MATERIAL FOR THIS TASK:
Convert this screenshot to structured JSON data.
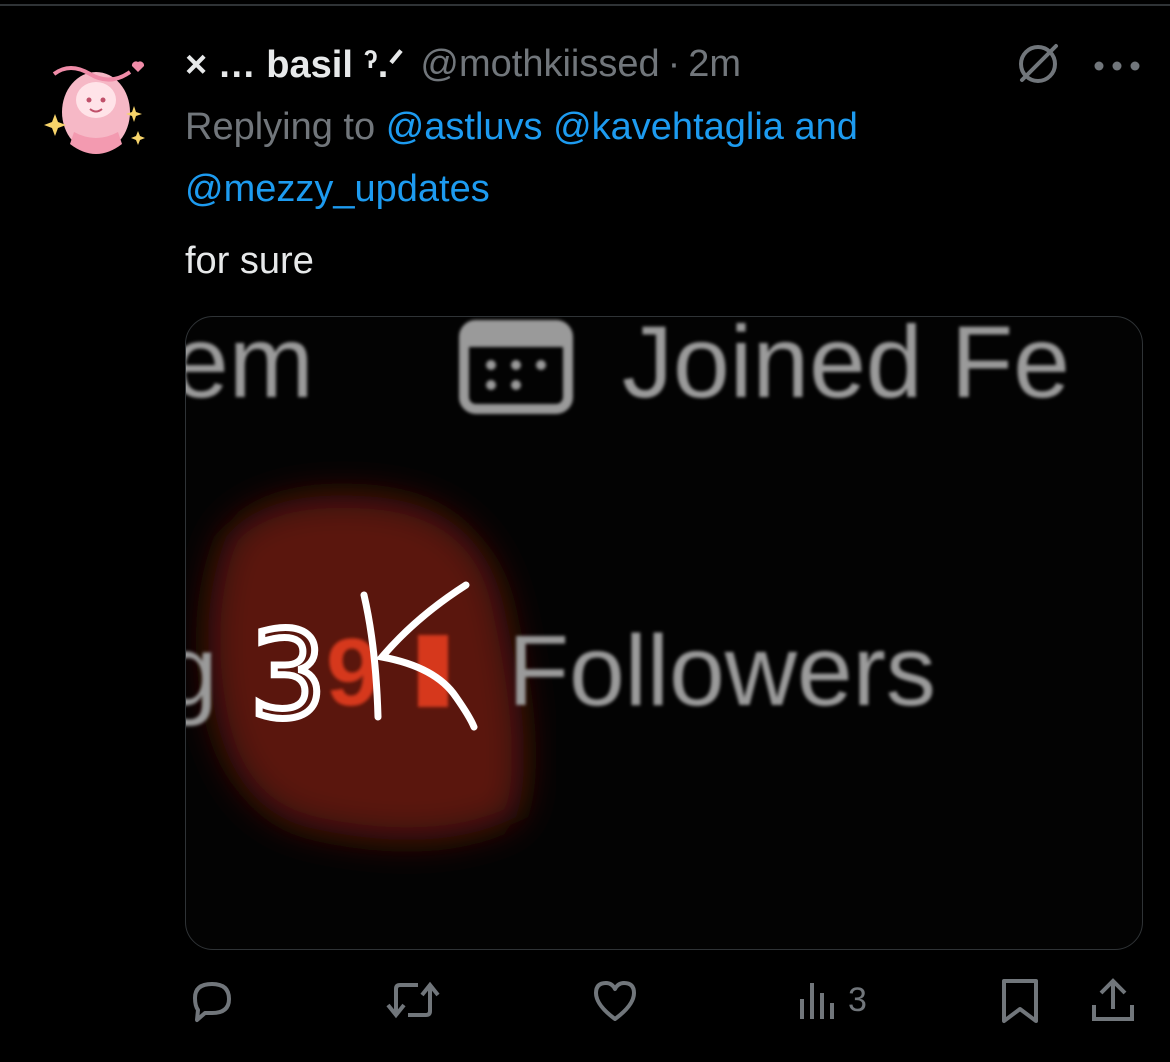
{
  "post": {
    "display_name": "× … basil ˀ.ᐟ",
    "handle": "@mothkiissed",
    "separator": "·",
    "time": "2m",
    "replying_prefix": "Replying to",
    "mentions": [
      "@astluvs",
      "@kavehtaglia",
      "@mezzy_updates"
    ],
    "mention_joiner": "and",
    "text": "for sure"
  },
  "media": {
    "line1_left": "em",
    "line1_right": "Joined Fe",
    "line2_left": "g",
    "handwritten_number": "3",
    "handwritten_suffix": "k",
    "underlying_digits": "9",
    "followers_label": "Followers"
  },
  "actions": {
    "icons": [
      "reply-icon",
      "retweet-icon",
      "like-icon",
      "views-icon",
      "bookmark-icon",
      "share-icon"
    ],
    "views_count": "3"
  },
  "colors": {
    "background": "#000000",
    "text": "#e7e9ea",
    "muted": "#71767b",
    "link": "#1d9bf0",
    "border": "#2f3336"
  }
}
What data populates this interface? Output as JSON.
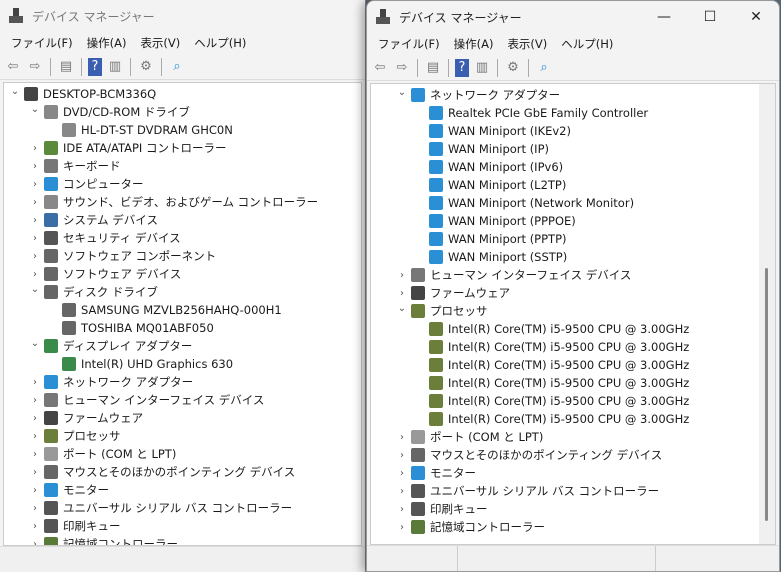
{
  "title": "デバイス マネージャー",
  "menu": [
    "ファイル(F)",
    "操作(A)",
    "表示(V)",
    "ヘルプ(H)"
  ],
  "toolbar": [
    "back-icon",
    "forward-icon",
    "show-hide-tree-icon",
    "help-icon",
    "properties-icon",
    "update-driver-icon",
    "scan-hardware-icon"
  ],
  "left_tree": [
    {
      "level": 0,
      "chev": "down",
      "icon": "computer",
      "label": "DESKTOP-BCM336Q"
    },
    {
      "level": 1,
      "chev": "down",
      "icon": "dvd",
      "label": "DVD/CD-ROM ドライブ"
    },
    {
      "level": 2,
      "icon": "dvd",
      "label": "HL-DT-ST DVDRAM GHC0N"
    },
    {
      "level": 1,
      "chev": "right",
      "icon": "ide",
      "label": "IDE ATA/ATAPI コントローラー"
    },
    {
      "level": 1,
      "chev": "right",
      "icon": "keyboard",
      "label": "キーボード"
    },
    {
      "level": 1,
      "chev": "right",
      "icon": "monitor",
      "label": "コンピューター"
    },
    {
      "level": 1,
      "chev": "right",
      "icon": "sound",
      "label": "サウンド、ビデオ、およびゲーム コントローラー"
    },
    {
      "level": 1,
      "chev": "right",
      "icon": "system",
      "label": "システム デバイス"
    },
    {
      "level": 1,
      "chev": "right",
      "icon": "security",
      "label": "セキュリティ デバイス"
    },
    {
      "level": 1,
      "chev": "right",
      "icon": "software",
      "label": "ソフトウェア コンポーネント"
    },
    {
      "level": 1,
      "chev": "right",
      "icon": "software",
      "label": "ソフトウェア デバイス"
    },
    {
      "level": 1,
      "chev": "down",
      "icon": "disk",
      "label": "ディスク ドライブ"
    },
    {
      "level": 2,
      "icon": "disk",
      "label": "SAMSUNG MZVLB256HAHQ-000H1"
    },
    {
      "level": 2,
      "icon": "disk",
      "label": "TOSHIBA MQ01ABF050"
    },
    {
      "level": 1,
      "chev": "down",
      "icon": "display",
      "label": "ディスプレイ アダプター"
    },
    {
      "level": 2,
      "icon": "display",
      "label": "Intel(R) UHD Graphics 630"
    },
    {
      "level": 1,
      "chev": "right",
      "icon": "network",
      "label": "ネットワーク アダプター"
    },
    {
      "level": 1,
      "chev": "right",
      "icon": "hid",
      "label": "ヒューマン インターフェイス デバイス"
    },
    {
      "level": 1,
      "chev": "right",
      "icon": "firmware",
      "label": "ファームウェア"
    },
    {
      "level": 1,
      "chev": "right",
      "icon": "cpu",
      "label": "プロセッサ"
    },
    {
      "level": 1,
      "chev": "right",
      "icon": "port",
      "label": "ポート (COM と LPT)"
    },
    {
      "level": 1,
      "chev": "right",
      "icon": "mouse",
      "label": "マウスとそのほかのポインティング デバイス"
    },
    {
      "level": 1,
      "chev": "right",
      "icon": "monitor",
      "label": "モニター"
    },
    {
      "level": 1,
      "chev": "right",
      "icon": "usb",
      "label": "ユニバーサル シリアル バス コントローラー"
    },
    {
      "level": 1,
      "chev": "right",
      "icon": "printer",
      "label": "印刷キュー"
    },
    {
      "level": 1,
      "chev": "right",
      "icon": "storage",
      "label": "記憶域コントローラー"
    }
  ],
  "right_tree": [
    {
      "level": 1,
      "chev": "down",
      "icon": "network",
      "label": "ネットワーク アダプター"
    },
    {
      "level": 2,
      "icon": "network",
      "label": "Realtek PCIe GbE Family Controller"
    },
    {
      "level": 2,
      "icon": "network",
      "label": "WAN Miniport (IKEv2)"
    },
    {
      "level": 2,
      "icon": "network",
      "label": "WAN Miniport (IP)"
    },
    {
      "level": 2,
      "icon": "network",
      "label": "WAN Miniport (IPv6)"
    },
    {
      "level": 2,
      "icon": "network",
      "label": "WAN Miniport (L2TP)"
    },
    {
      "level": 2,
      "icon": "network",
      "label": "WAN Miniport (Network Monitor)"
    },
    {
      "level": 2,
      "icon": "network",
      "label": "WAN Miniport (PPPOE)"
    },
    {
      "level": 2,
      "icon": "network",
      "label": "WAN Miniport (PPTP)"
    },
    {
      "level": 2,
      "icon": "network",
      "label": "WAN Miniport (SSTP)"
    },
    {
      "level": 1,
      "chev": "right",
      "icon": "hid",
      "label": "ヒューマン インターフェイス デバイス"
    },
    {
      "level": 1,
      "chev": "right",
      "icon": "firmware",
      "label": "ファームウェア"
    },
    {
      "level": 1,
      "chev": "down",
      "icon": "cpu",
      "label": "プロセッサ"
    },
    {
      "level": 2,
      "icon": "cpu",
      "label": "Intel(R) Core(TM) i5-9500 CPU @ 3.00GHz"
    },
    {
      "level": 2,
      "icon": "cpu",
      "label": "Intel(R) Core(TM) i5-9500 CPU @ 3.00GHz"
    },
    {
      "level": 2,
      "icon": "cpu",
      "label": "Intel(R) Core(TM) i5-9500 CPU @ 3.00GHz"
    },
    {
      "level": 2,
      "icon": "cpu",
      "label": "Intel(R) Core(TM) i5-9500 CPU @ 3.00GHz"
    },
    {
      "level": 2,
      "icon": "cpu",
      "label": "Intel(R) Core(TM) i5-9500 CPU @ 3.00GHz"
    },
    {
      "level": 2,
      "icon": "cpu",
      "label": "Intel(R) Core(TM) i5-9500 CPU @ 3.00GHz"
    },
    {
      "level": 1,
      "chev": "right",
      "icon": "port",
      "label": "ポート (COM と LPT)"
    },
    {
      "level": 1,
      "chev": "right",
      "icon": "mouse",
      "label": "マウスとそのほかのポインティング デバイス"
    },
    {
      "level": 1,
      "chev": "right",
      "icon": "monitor",
      "label": "モニター"
    },
    {
      "level": 1,
      "chev": "right",
      "icon": "usb",
      "label": "ユニバーサル シリアル バス コントローラー"
    },
    {
      "level": 1,
      "chev": "right",
      "icon": "printer",
      "label": "印刷キュー"
    },
    {
      "level": 1,
      "chev": "right",
      "icon": "storage",
      "label": "記憶域コントローラー"
    }
  ],
  "icon_colors": {
    "computer": "#444",
    "dvd": "#888",
    "ide": "#5a8a3a",
    "keyboard": "#777",
    "monitor": "#2b8fd6",
    "sound": "#888",
    "system": "#3a6ea5",
    "security": "#555",
    "software": "#666",
    "disk": "#666",
    "display": "#3a8a4a",
    "network": "#2b8fd6",
    "hid": "#777",
    "firmware": "#444",
    "cpu": "#6b7f3a",
    "port": "#999",
    "mouse": "#666",
    "usb": "#555",
    "printer": "#555",
    "storage": "#5a7a3a"
  },
  "right_scroll_position": 0.55
}
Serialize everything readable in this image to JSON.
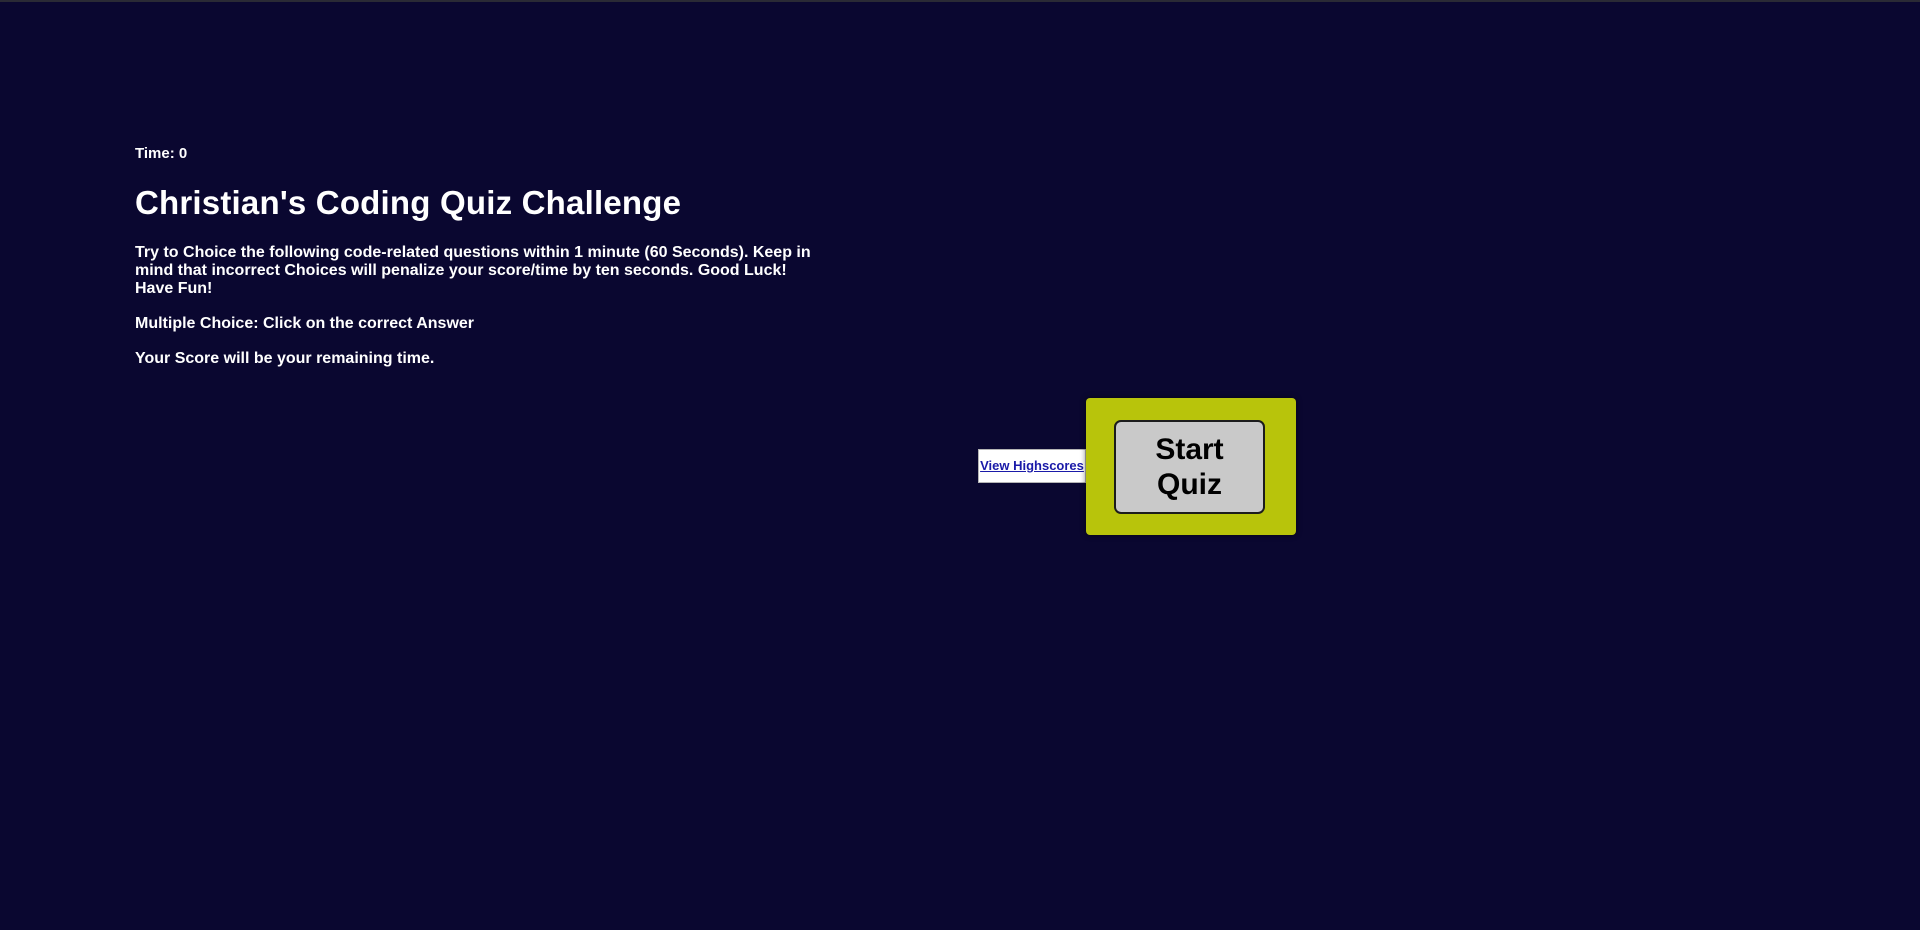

INSTRUCTIONS FOR THE TASK:
Reproduce all the records verbatim, excluding images.

WRITTEN SOLUTION:
Convert this screenshot to structured JSON data.
{
  "post": {
    "display_name": "× … basil ˀ.ᐟ",
    "handle": "@mothkiissed",
    "separator": "·",
    "time": "2m",
    "replying_prefix": "Replying to",
    "mentions": [
      "@astluvs",
      "@kavehtaglia",
      "@mezzy_updates"
    ],
    "mention_joiner": "and",
    "text": "for sure"
  },
  "media": {
    "line1_left": "em",
    "line1_right": "Joined Fe",
    "line2_left": "g",
    "handwritten_number": "3",
    "handwritten_suffix": "k",
    "underlying_digits": "9",
    "followers_label": "Followers"
  },
  "actions": {
    "icons": [
      "reply-icon",
      "retweet-icon",
      "like-icon",
      "views-icon",
      "bookmark-icon",
      "share-icon"
    ],
    "views_count": "3"
  },
  "colors": {
    "background": "#000000",
    "text": "#e7e9ea",
    "muted": "#71767b",
    "link": "#1d9bf0",
    "border": "#2f3336"
  }
}
What data populates this interface? Output as JSON.
{
  "title": "デバイス マネージャー",
  "menu": [
    "ファイル(F)",
    "操作(A)",
    "表示(V)",
    "ヘルプ(H)"
  ],
  "toolbar": [
    "back-icon",
    "forward-icon",
    "show-hide-tree-icon",
    "help-icon",
    "properties-icon",
    "update-driver-icon",
    "scan-hardware-icon"
  ],
  "left_tree": [
    {
      "level": 0,
      "chev": "down",
      "icon": "computer",
      "label": "DESKTOP-BCM336Q"
    },
    {
      "level": 1,
      "chev": "down",
      "icon": "dvd",
      "label": "DVD/CD-ROM ドライブ"
    },
    {
      "level": 2,
      "icon": "dvd",
      "label": "HL-DT-ST DVDRAM GHC0N"
    },
    {
      "level": 1,
      "chev": "right",
      "icon": "ide",
      "label": "IDE ATA/ATAPI コントローラー"
    },
    {
      "level": 1,
      "chev": "right",
      "icon": "keyboard",
      "label": "キーボード"
    },
    {
      "level": 1,
      "chev": "right",
      "icon": "monitor",
      "label": "コンピューター"
    },
    {
      "level": 1,
      "chev": "right",
      "icon": "sound",
      "label": "サウンド、ビデオ、およびゲーム コントローラー"
    },
    {
      "level": 1,
      "chev": "right",
      "icon": "system",
      "label": "システム デバイス"
    },
    {
      "level": 1,
      "chev": "right",
      "icon": "security",
      "label": "セキュリティ デバイス"
    },
    {
      "level": 1,
      "chev": "right",
      "icon": "software",
      "label": "ソフトウェア コンポーネント"
    },
    {
      "level": 1,
      "chev": "right",
      "icon": "software",
      "label": "ソフトウェア デバイス"
    },
    {
      "level": 1,
      "chev": "down",
      "icon": "disk",
      "label": "ディスク ドライブ"
    },
    {
      "level": 2,
      "icon": "disk",
      "label": "SAMSUNG MZVLB256HAHQ-000H1"
    },
    {
      "level": 2,
      "icon": "disk",
      "label": "TOSHIBA MQ01ABF050"
    },
    {
      "level": 1,
      "chev": "down",
      "icon": "display",
      "label": "ディスプレイ アダプター"
    },
    {
      "level": 2,
      "icon": "display",
      "label": "Intel(R) UHD Graphics 630"
    },
    {
      "level": 1,
      "chev": "right",
      "icon": "network",
      "label": "ネットワーク アダプター"
    },
    {
      "level": 1,
      "chev": "right",
      "icon": "hid",
      "label": "ヒューマン インターフェイス デバイス"
    },
    {
      "level": 1,
      "chev": "right",
      "icon": "firmware",
      "label": "ファームウェア"
    },
    {
      "level": 1,
      "chev": "right",
      "icon": "cpu",
      "label": "プロセッサ"
    },
    {
      "level": 1,
      "chev": "right",
      "icon": "port",
      "label": "ポート (COM と LPT)"
    },
    {
      "level": 1,
      "chev": "right",
      "icon": "mouse",
      "label": "マウスとそのほかのポインティング デバイス"
    },
    {
      "level": 1,
      "chev": "right",
      "icon": "monitor",
      "label": "モニター"
    },
    {
      "level": 1,
      "chev": "right",
      "icon": "usb",
      "label": "ユニバーサル シリアル バス コントローラー"
    },
    {
      "level": 1,
      "chev": "right",
      "icon": "printer",
      "label": "印刷キュー"
    },
    {
      "level": 1,
      "chev": "right",
      "icon": "storage",
      "label": "記憶域コントローラー"
    }
  ],
  "right_tree": [
    {
      "level": 1,
      "chev": "down",
      "icon": "network",
      "label": "ネットワーク アダプター"
    },
    {
      "level": 2,
      "icon": "network",
      "label": "Realtek PCIe GbE Family Controller"
    },
    {
      "level": 2,
      "icon": "network",
      "label": "WAN Miniport (IKEv2)"
    },
    {
      "level": 2,
      "icon": "network",
      "label": "WAN Miniport (IP)"
    },
    {
      "level": 2,
      "icon": "network",
      "label": "WAN Miniport (IPv6)"
    },
    {
      "level": 2,
      "icon": "network",
      "label": "WAN Miniport (L2TP)"
    },
    {
      "level": 2,
      "icon": "network",
      "label": "WAN Miniport (Network Monitor)"
    },
    {
      "level": 2,
      "icon": "network",
      "label": "WAN Miniport (PPPOE)"
    },
    {
      "level": 2,
      "icon": "network",
      "label": "WAN Miniport (PPTP)"
    },
    {
      "level": 2,
      "icon": "network",
      "label": "WAN Miniport (SSTP)"
    },
    {
      "level": 1,
      "chev": "right",
      "icon": "hid",
      "label": "ヒューマン インターフェイス デバイス"
    },
    {
      "level": 1,
      "chev": "right",
      "icon": "firmware",
      "label": "ファームウェア"
    },
    {
      "level": 1,
      "chev": "down",
      "icon": "cpu",
      "label": "プロセッサ"
    },
    {
      "level": 2,
      "icon": "cpu",
      "label": "Intel(R) Core(TM) i5-9500 CPU @ 3.00GHz"
    },
    {
      "level": 2,
      "icon": "cpu",
      "label": "Intel(R) Core(TM) i5-9500 CPU @ 3.00GHz"
    },
    {
      "level": 2,
      "icon": "cpu",
      "label": "Intel(R) Core(TM) i5-9500 CPU @ 3.00GHz"
    },
    {
      "level": 2,
      "icon": "cpu",
      "label": "Intel(R) Core(TM) i5-9500 CPU @ 3.00GHz"
    },
    {
      "level": 2,
      "icon": "cpu",
      "label": "Intel(R) Core(TM) i5-9500 CPU @ 3.00GHz"
    },
    {
      "level": 2,
      "icon": "cpu",
      "label": "Intel(R) Core(TM) i5-9500 CPU @ 3.00GHz"
    },
    {
      "level": 1,
      "chev": "right",
      "icon": "port",
      "label": "ポート (COM と LPT)"
    },
    {
      "level": 1,
      "chev": "right",
      "icon": "mouse",
      "label": "マウスとそのほかのポインティング デバイス"
    },
    {
      "level": 1,
      "chev": "right",
      "icon": "monitor",
      "label": "モニター"
    },
    {
      "level": 1,
      "chev": "right",
      "icon": "usb",
      "label": "ユニバーサル シリアル バス コントローラー"
    },
    {
      "level": 1,
      "chev": "right",
      "icon": "printer",
      "label": "印刷キュー"
    },
    {
      "level": 1,
      "chev": "right",
      "icon": "storage",
      "label": "記憶域コントローラー"
    }
  ],
  "icon_colors": {
    "computer": "#444",
    "dvd": "#888",
    "ide": "#5a8a3a",
    "keyboard": "#777",
    "monitor": "#2b8fd6",
    "sound": "#888",
    "system": "#3a6ea5",
    "security": "#555",
    "software": "#666",
    "disk": "#666",
    "display": "#3a8a4a",
    "network": "#2b8fd6",
    "hid": "#777",
    "firmware": "#444",
    "cpu": "#6b7f3a",
    "port": "#999",
    "mouse": "#666",
    "usb": "#555",
    "printer": "#555",
    "storage": "#5a7a3a"
  },
  "right_scroll_position": 0.55
}
Serialize everything readable in this image to JSON.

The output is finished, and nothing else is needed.